Write out the records word for word, with no pictures.

Dataset listings of figures:
········
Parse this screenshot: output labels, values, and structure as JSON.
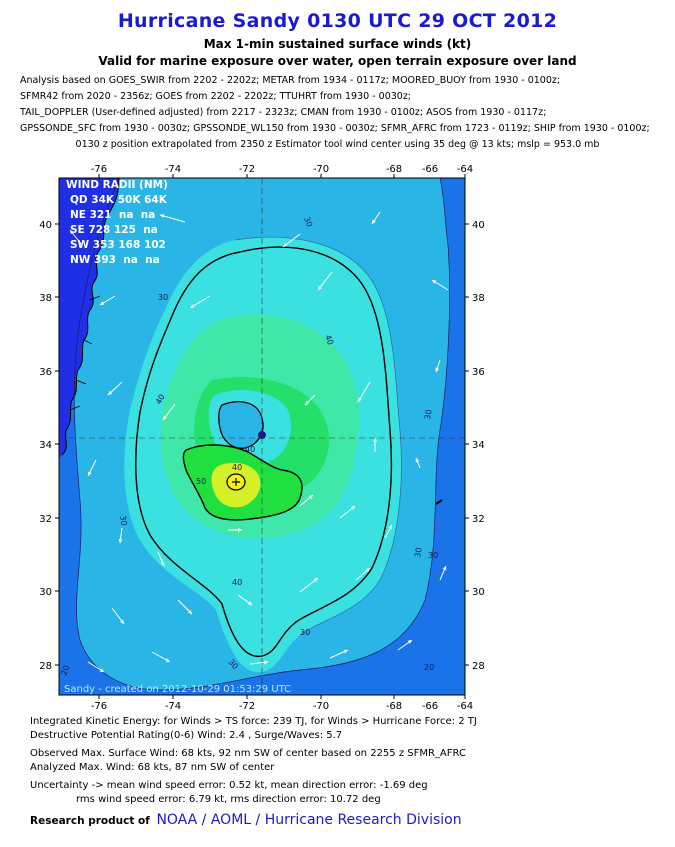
{
  "header": {
    "title": "Hurricane Sandy 0130 UTC 29 OCT 2012",
    "subtitle1": "Max 1-min sustained surface winds (kt)",
    "subtitle2": "Valid for marine exposure over water, open terrain exposure over land"
  },
  "analysis_lines": [
    "Analysis based on GOES_SWIR from 2202 - 2202z; METAR from 1934 - 0117z; MOORED_BUOY from 1930 - 0100z;",
    "SFMR42 from 2020 - 2356z; GOES from 2202 - 2202z; TTUHRT from 1930 - 0030z;",
    "TAIL_DOPPLER (User-defined adjusted) from 2217 - 2323z; CMAN from 1930 - 0100z; ASOS from 1930 - 0117z;",
    "GPSSONDE_SFC from 1930 - 0030z; GPSSONDE_WL150 from 1930 - 0030z; SFMR_AFRC from 1723 - 0119z; SHIP from 1930 - 0100z;"
  ],
  "position_line": "0130 z position extrapolated from 2350 z Estimator tool wind center using 35 deg @ 13 kts; mslp = 953.0 mb",
  "map": {
    "lon_ticks": [
      "-76",
      "-74",
      "-72",
      "-70",
      "-68",
      "-66",
      "-64"
    ],
    "lat_ticks": [
      "40",
      "38",
      "36",
      "34",
      "32",
      "30",
      "28"
    ],
    "wind_radii": {
      "title": "WIND RADII (NM)",
      "header": "QD 34K 50K 64K",
      "rows": [
        "NE 321  na  na",
        "SE 728 125  na",
        "SW 353 168 102",
        "NW 393  na  na"
      ]
    },
    "contour_labels": [
      "30",
      "30",
      "30",
      "30",
      "30",
      "30",
      "30",
      "40",
      "40",
      "40",
      "40",
      "40",
      "50",
      "20",
      "20",
      "30"
    ],
    "credit": "Sandy - created on 2012-10-29 01:53:29 UTC",
    "colors": {
      "land": "#1f2fe6",
      "c20": "#1a73e8",
      "c30": "#29b6e6",
      "c40": "#3be0e0",
      "c50": "#3fe8a8",
      "c60": "#22e06a",
      "c64": "#20e040",
      "c68": "#d6f028",
      "center": "#f7f200"
    }
  },
  "footer": {
    "ike": "Integrated Kinetic Energy: for Winds > TS force: 239 TJ, for Winds > Hurricane Force: 2 TJ",
    "dpr": "Destructive Potential Rating(0-6)  Wind: 2.4 , Surge/Waves: 5.7",
    "obs_max": "Observed Max. Surface Wind: 68 kts, 92 nm SW of center based on 2255 z SFMR_AFRC",
    "analyzed_max": "Analyzed Max. Wind: 68 kts, 87 nm  SW of center",
    "uncertainty1": "Uncertainty -> mean wind speed error: 0.52 kt, mean direction error:  -1.69 deg",
    "uncertainty2": "rms wind speed error: 6.79 kt, rms direction error: 10.72 deg",
    "research_label": "Research product of",
    "org": "NOAA  /  AOML  /  Hurricane Research Division"
  }
}
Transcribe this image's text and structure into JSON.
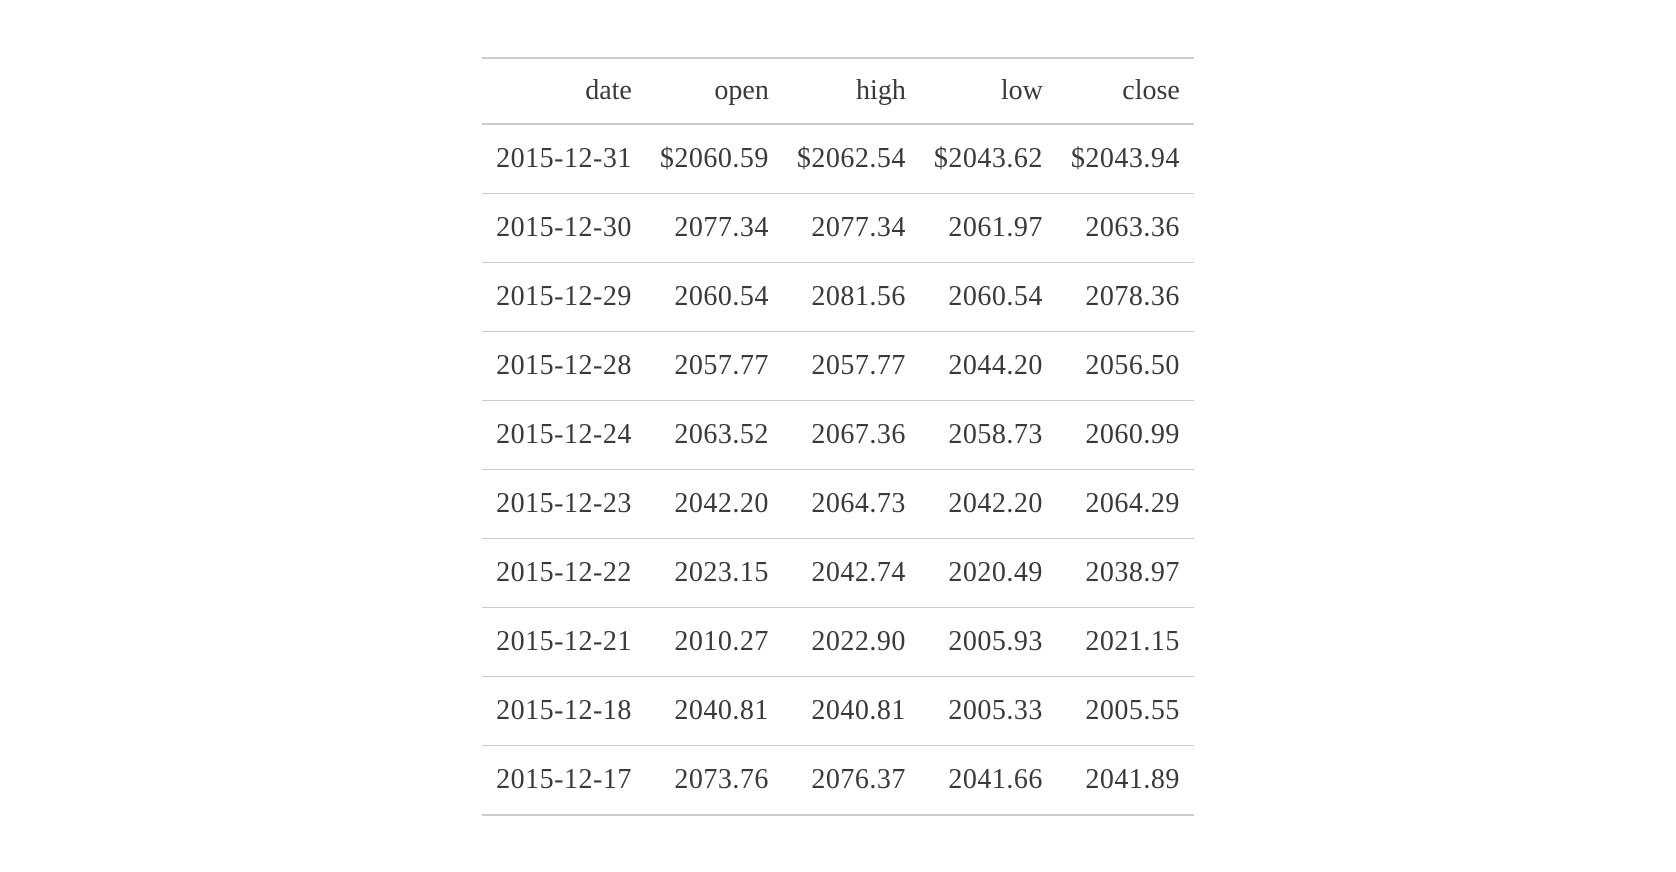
{
  "table": {
    "type": "table",
    "columns": [
      "date",
      "open",
      "high",
      "low",
      "close"
    ],
    "column_align": [
      "right",
      "right",
      "right",
      "right",
      "right"
    ],
    "header_fontsize": 28,
    "cell_fontsize": 28,
    "text_color": "#3a3a3a",
    "border_color": "#cccccc",
    "background_color": "#ffffff",
    "rows": [
      [
        "2015-12-31",
        "$2060.59",
        "$2062.54",
        "$2043.62",
        "$2043.94"
      ],
      [
        "2015-12-30",
        "2077.34",
        "2077.34",
        "2061.97",
        "2063.36"
      ],
      [
        "2015-12-29",
        "2060.54",
        "2081.56",
        "2060.54",
        "2078.36"
      ],
      [
        "2015-12-28",
        "2057.77",
        "2057.77",
        "2044.20",
        "2056.50"
      ],
      [
        "2015-12-24",
        "2063.52",
        "2067.36",
        "2058.73",
        "2060.99"
      ],
      [
        "2015-12-23",
        "2042.20",
        "2064.73",
        "2042.20",
        "2064.29"
      ],
      [
        "2015-12-22",
        "2023.15",
        "2042.74",
        "2020.49",
        "2038.97"
      ],
      [
        "2015-12-21",
        "2010.27",
        "2022.90",
        "2005.93",
        "2021.15"
      ],
      [
        "2015-12-18",
        "2040.81",
        "2040.81",
        "2005.33",
        "2005.55"
      ],
      [
        "2015-12-17",
        "2073.76",
        "2076.37",
        "2041.66",
        "2041.89"
      ]
    ]
  }
}
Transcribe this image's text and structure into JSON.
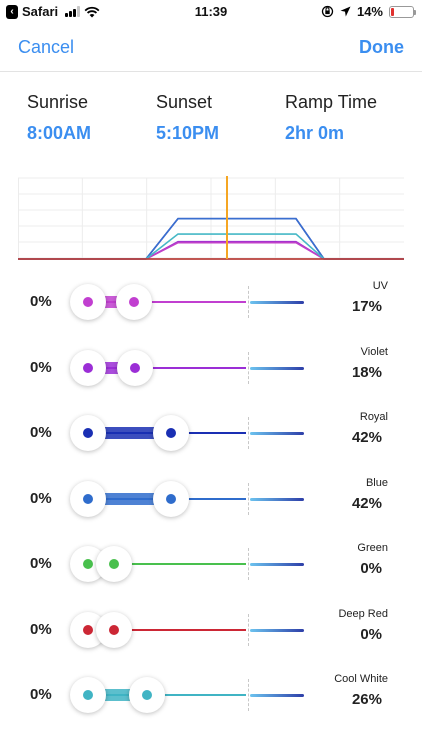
{
  "status_bar": {
    "back_app": "Safari",
    "time": "11:39",
    "battery": "14%",
    "battery_level": 0.14
  },
  "nav": {
    "cancel": "Cancel",
    "done": "Done"
  },
  "schedule": {
    "sunrise_label": "Sunrise",
    "sunrise_value": "8:00AM",
    "sunset_label": "Sunset",
    "sunset_value": "5:10PM",
    "ramp_label": "Ramp Time",
    "ramp_value": "2hr 0m"
  },
  "colors": {
    "accent": "#3b8ef0",
    "now_marker": "#f5a623"
  },
  "chart_data": {
    "type": "area",
    "grid": true,
    "current_time_marker": "11:39",
    "sunrise": "8:00AM",
    "sunset": "5:10PM",
    "ramp": "2hr 0m",
    "series": [
      {
        "color": "#1f2fa8",
        "peak": 42
      },
      {
        "color": "#3a6fd0",
        "peak": 42
      },
      {
        "color": "#a030d0",
        "peak": 18
      },
      {
        "color": "#c040c8",
        "peak": 17
      },
      {
        "color": "#45b8c6",
        "peak": 26
      },
      {
        "color": "#4cc04c",
        "peak": 0
      },
      {
        "color": "#cc2b3a",
        "peak": 0
      }
    ]
  },
  "channels": [
    {
      "name": "UV",
      "min": "0%",
      "value": "17%",
      "level": 17,
      "color": "#c13fd0"
    },
    {
      "name": "Violet",
      "min": "0%",
      "value": "18%",
      "level": 18,
      "color": "#9b2ed6"
    },
    {
      "name": "Royal",
      "min": "0%",
      "value": "42%",
      "level": 42,
      "color": "#1a2fb3"
    },
    {
      "name": "Blue",
      "min": "0%",
      "value": "42%",
      "level": 42,
      "color": "#2f6ccc"
    },
    {
      "name": "Green",
      "min": "0%",
      "value": "0%",
      "level": 0,
      "color": "#49c04d"
    },
    {
      "name": "Deep Red",
      "min": "0%",
      "value": "0%",
      "level": 0,
      "color": "#cc2735"
    },
    {
      "name": "Cool White",
      "min": "0%",
      "value": "26%",
      "level": 26,
      "color": "#40b4c4"
    }
  ]
}
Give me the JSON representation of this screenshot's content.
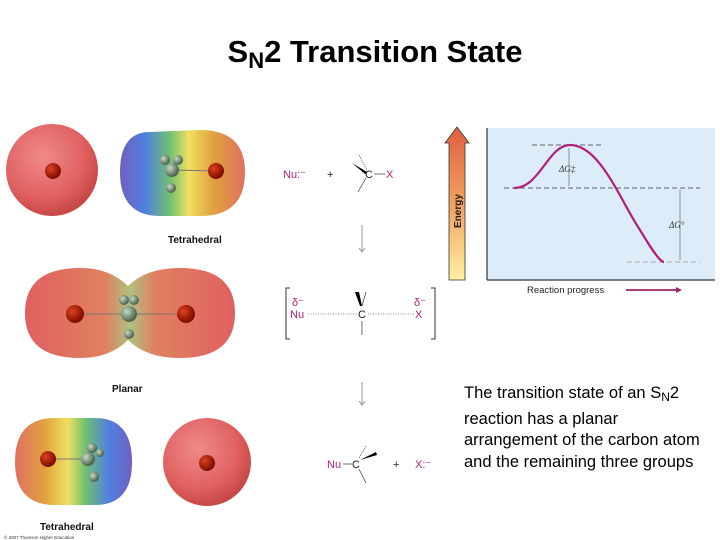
{
  "slide": {
    "title_main": "S",
    "title_sub": "N",
    "title_rest": "2 Transition State",
    "caption_a": "The transition state of an S",
    "caption_sub": "N",
    "caption_b": "2 reaction has a planar arrangement of the carbon atom and the remaining three groups"
  },
  "models": {
    "top_label": "Tetrahedral",
    "middle_label": "Planar",
    "bottom_label": "Tetrahedral",
    "copyright": "© 2007 Thomson Higher Education"
  },
  "mechanism": {
    "nucleophile": "Nu:⁻",
    "plus": "+",
    "carbon": "C",
    "leaving_group": "X",
    "delta_minus": "δ⁻",
    "nu": "Nu",
    "x_minus": "X:⁻"
  },
  "energy_diagram": {
    "y_axis_label": "Energy",
    "x_axis_label": "Reaction progress",
    "activation_label": "ΔG‡",
    "reaction_label": "ΔG°",
    "colors": {
      "curve": "#b0207a",
      "panel": "#dcecf8",
      "arrow_top": "#e06040",
      "arrow_bottom": "#fff0a0"
    }
  }
}
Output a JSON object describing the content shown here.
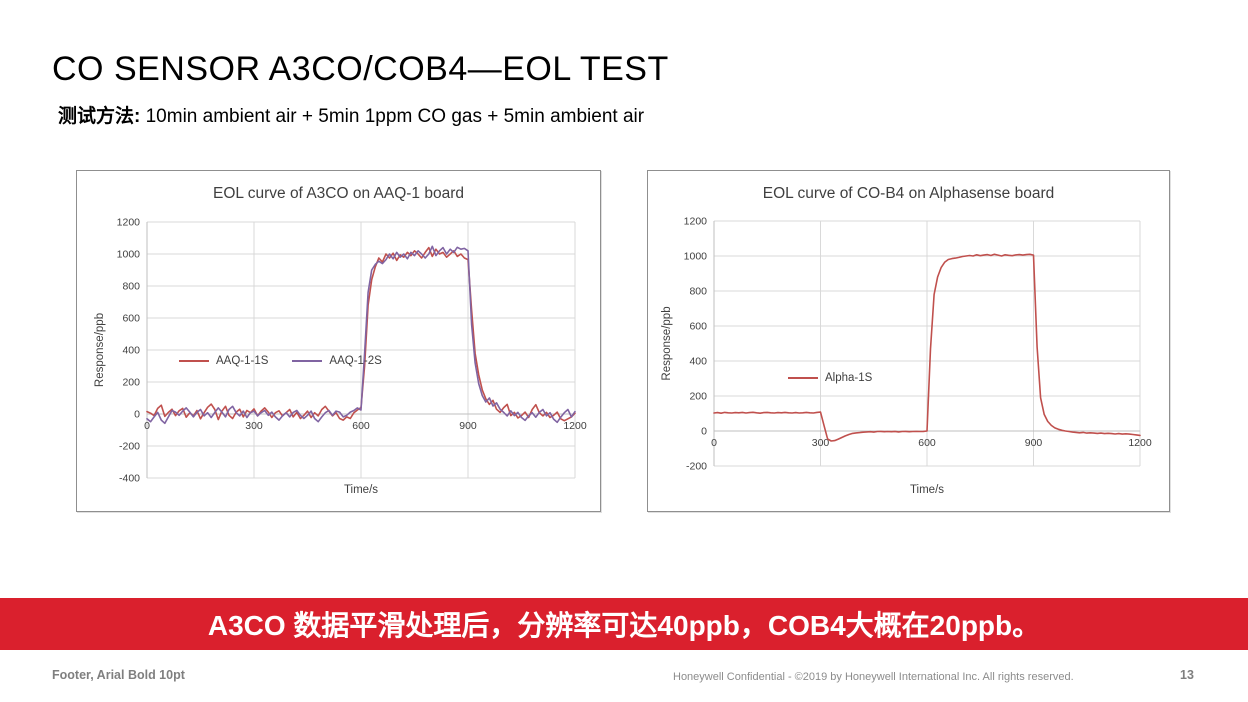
········
Reply:
Parse this screenshot: output labels, values, and structure as JSON.
{
  "header": {
    "title": "Hurricane Sandy 0130 UTC 29 OCT 2012",
    "subtitle1": "Max 1-min sustained surface winds (kt)",
    "subtitle2": "Valid for marine exposure over water, open terrain exposure over land"
  },
  "analysis_lines": [
    "Analysis based on GOES_SWIR from 2202 - 2202z; METAR from 1934 - 0117z; MOORED_BUOY from 1930 - 0100z;",
    "SFMR42 from 2020 - 2356z; GOES from 2202 - 2202z; TTUHRT from 1930 - 0030z;",
    "TAIL_DOPPLER (User-defined adjusted) from 2217 - 2323z; CMAN from 1930 - 0100z; ASOS from 1930 - 0117z;",
    "GPSSONDE_SFC from 1930 - 0030z; GPSSONDE_WL150 from 1930 - 0030z; SFMR_AFRC from 1723 - 0119z; SHIP from 1930 - 0100z;"
  ],
  "position_line": "0130 z position extrapolated from 2350 z Estimator tool wind center using 35 deg @ 13 kts; mslp = 953.0 mb",
  "map": {
    "lon_ticks": [
      "-76",
      "-74",
      "-72",
      "-70",
      "-68",
      "-66",
      "-64"
    ],
    "lat_ticks": [
      "40",
      "38",
      "36",
      "34",
      "32",
      "30",
      "28"
    ],
    "wind_radii": {
      "title": "WIND RADII (NM)",
      "header": "QD 34K 50K 64K",
      "rows": [
        "NE 321  na  na",
        "SE 728 125  na",
        "SW 353 168 102",
        "NW 393  na  na"
      ]
    },
    "contour_labels": [
      "30",
      "30",
      "30",
      "30",
      "30",
      "30",
      "30",
      "40",
      "40",
      "40",
      "40",
      "40",
      "50",
      "20",
      "20",
      "30"
    ],
    "credit": "Sandy - created on 2012-10-29 01:53:29 UTC",
    "colors": {
      "land": "#1f2fe6",
      "c20": "#1a73e8",
      "c30": "#29b6e6",
      "c40": "#3be0e0",
      "c50": "#3fe8a8",
      "c60": "#22e06a",
      "c64": "#20e040",
      "c68": "#d6f028",
      "center": "#f7f200"
    }
  },
  "footer": {
    "ike": "Integrated Kinetic Energy: for Winds > TS force: 239 TJ, for Winds > Hurricane Force: 2 TJ",
    "dpr": "Destructive Potential Rating(0-6)  Wind: 2.4 , Surge/Waves: 5.7",
    "obs_max": "Observed Max. Surface Wind: 68 kts, 92 nm SW of center based on 2255 z SFMR_AFRC",
    "analyzed_max": "Analyzed Max. Wind: 68 kts, 87 nm  SW of center",
    "uncertainty1": "Uncertainty -> mean wind speed error: 0.52 kt, mean direction error:  -1.69 deg",
    "uncertainty2": "rms wind speed error: 6.79 kt, rms direction error: 10.72 deg",
    "research_label": "Research product of",
    "org": "NOAA  /  AOML  /  Hurricane Research Division"
  }
}
Transcribe this image's text and structure into JSON.
{
  "table": {
    "type": "table",
    "columns": [
      "date",
      "open",
      "high",
      "low",
      "close"
    ],
    "column_align": [
      "right",
      "right",
      "right",
      "right",
      "right"
    ],
    "header_fontsize": 28,
    "cell_fontsize": 28,
    "text_color": "#3a3a3a",
    "border_color": "#cccccc",
    "background_color": "#ffffff",
    "rows": [
      [
        "2015-12-31",
        "$2060.59",
        "$2062.54",
        "$2043.62",
        "$2043.94"
      ],
      [
        "2015-12-30",
        "2077.34",
        "2077.34",
        "2061.97",
        "2063.36"
      ],
      [
        "2015-12-29",
        "2060.54",
        "2081.56",
        "2060.54",
        "2078.36"
      ],
      [
        "2015-12-28",
        "2057.77",
        "2057.77",
        "2044.20",
        "2056.50"
      ],
      [
        "2015-12-24",
        "2063.52",
        "2067.36",
        "2058.73",
        "2060.99"
      ],
      [
        "2015-12-23",
        "2042.20",
        "2064.73",
        "2042.20",
        "2064.29"
      ],
      [
        "2015-12-22",
        "2023.15",
        "2042.74",
        "2020.49",
        "2038.97"
      ],
      [
        "2015-12-21",
        "2010.27",
        "2022.90",
        "2005.93",
        "2021.15"
      ],
      [
        "2015-12-18",
        "2040.81",
        "2040.81",
        "2005.33",
        "2005.55"
      ],
      [
        "2015-12-17",
        "2073.76",
        "2076.37",
        "2041.66",
        "2041.89"
      ]
    ]
  }
}
Transcribe this image's text and structure into JSON.
{
  "status_bar": {
    "back_app": "Safari",
    "time": "11:39",
    "battery": "14%",
    "battery_level": 0.14
  },
  "nav": {
    "cancel": "Cancel",
    "done": "Done"
  },
  "schedule": {
    "sunrise_label": "Sunrise",
    "sunrise_value": "8:00AM",
    "sunset_label": "Sunset",
    "sunset_value": "5:10PM",
    "ramp_label": "Ramp Time",
    "ramp_value": "2hr 0m"
  },
  "colors": {
    "accent": "#3b8ef0",
    "now_marker": "#f5a623"
  },
  "chart_data": {
    "type": "area",
    "grid": true,
    "current_time_marker": "11:39",
    "sunrise": "8:00AM",
    "sunset": "5:10PM",
    "ramp": "2hr 0m",
    "series": [
      {
        "color": "#1f2fa8",
        "peak": 42
      },
      {
        "color": "#3a6fd0",
        "peak": 42
      },
      {
        "color": "#a030d0",
        "peak": 18
      },
      {
        "color": "#c040c8",
        "peak": 17
      },
      {
        "color": "#45b8c6",
        "peak": 26
      },
      {
        "color": "#4cc04c",
        "peak": 0
      },
      {
        "color": "#cc2b3a",
        "peak": 0
      }
    ]
  },
  "channels": [
    {
      "name": "UV",
      "min": "0%",
      "value": "17%",
      "level": 17,
      "color": "#c13fd0"
    },
    {
      "name": "Violet",
      "min": "0%",
      "value": "18%",
      "level": 18,
      "color": "#9b2ed6"
    },
    {
      "name": "Royal",
      "min": "0%",
      "value": "42%",
      "level": 42,
      "color": "#1a2fb3"
    },
    {
      "name": "Blue",
      "min": "0%",
      "value": "42%",
      "level": 42,
      "color": "#2f6ccc"
    },
    {
      "name": "Green",
      "min": "0%",
      "value": "0%",
      "level": 0,
      "color": "#49c04d"
    },
    {
      "name": "Deep Red",
      "min": "0%",
      "value": "0%",
      "level": 0,
      "color": "#cc2735"
    },
    {
      "name": "Cool White",
      "min": "0%",
      "value": "26%",
      "level": 26,
      "color": "#40b4c4"
    }
  ]
}
Give me the JSON representation of this screenshot's content.
{
  "slide": {
    "title_main": "S",
    "title_sub": "N",
    "title_rest": "2 Transition State",
    "caption_a": "The transition state of an S",
    "caption_sub": "N",
    "caption_b": "2 reaction has a planar arrangement of the carbon atom and the remaining three groups"
  },
  "models": {
    "top_label": "Tetrahedral",
    "middle_label": "Planar",
    "bottom_label": "Tetrahedral",
    "copyright": "© 2007 Thomson Higher Education"
  },
  "mechanism": {
    "nucleophile": "Nu:⁻",
    "plus": "+",
    "carbon": "C",
    "leaving_group": "X",
    "delta_minus": "δ⁻",
    "nu": "Nu",
    "x_minus": "X:⁻"
  },
  "energy_diagram": {
    "y_axis_label": "Energy",
    "x_axis_label": "Reaction progress",
    "activation_label": "ΔG‡",
    "reaction_label": "ΔG°",
    "colors": {
      "curve": "#b0207a",
      "panel": "#dcecf8",
      "arrow_top": "#e06040",
      "arrow_bottom": "#fff0a0"
    }
  }
}
Output a JSON object describing the content shown here.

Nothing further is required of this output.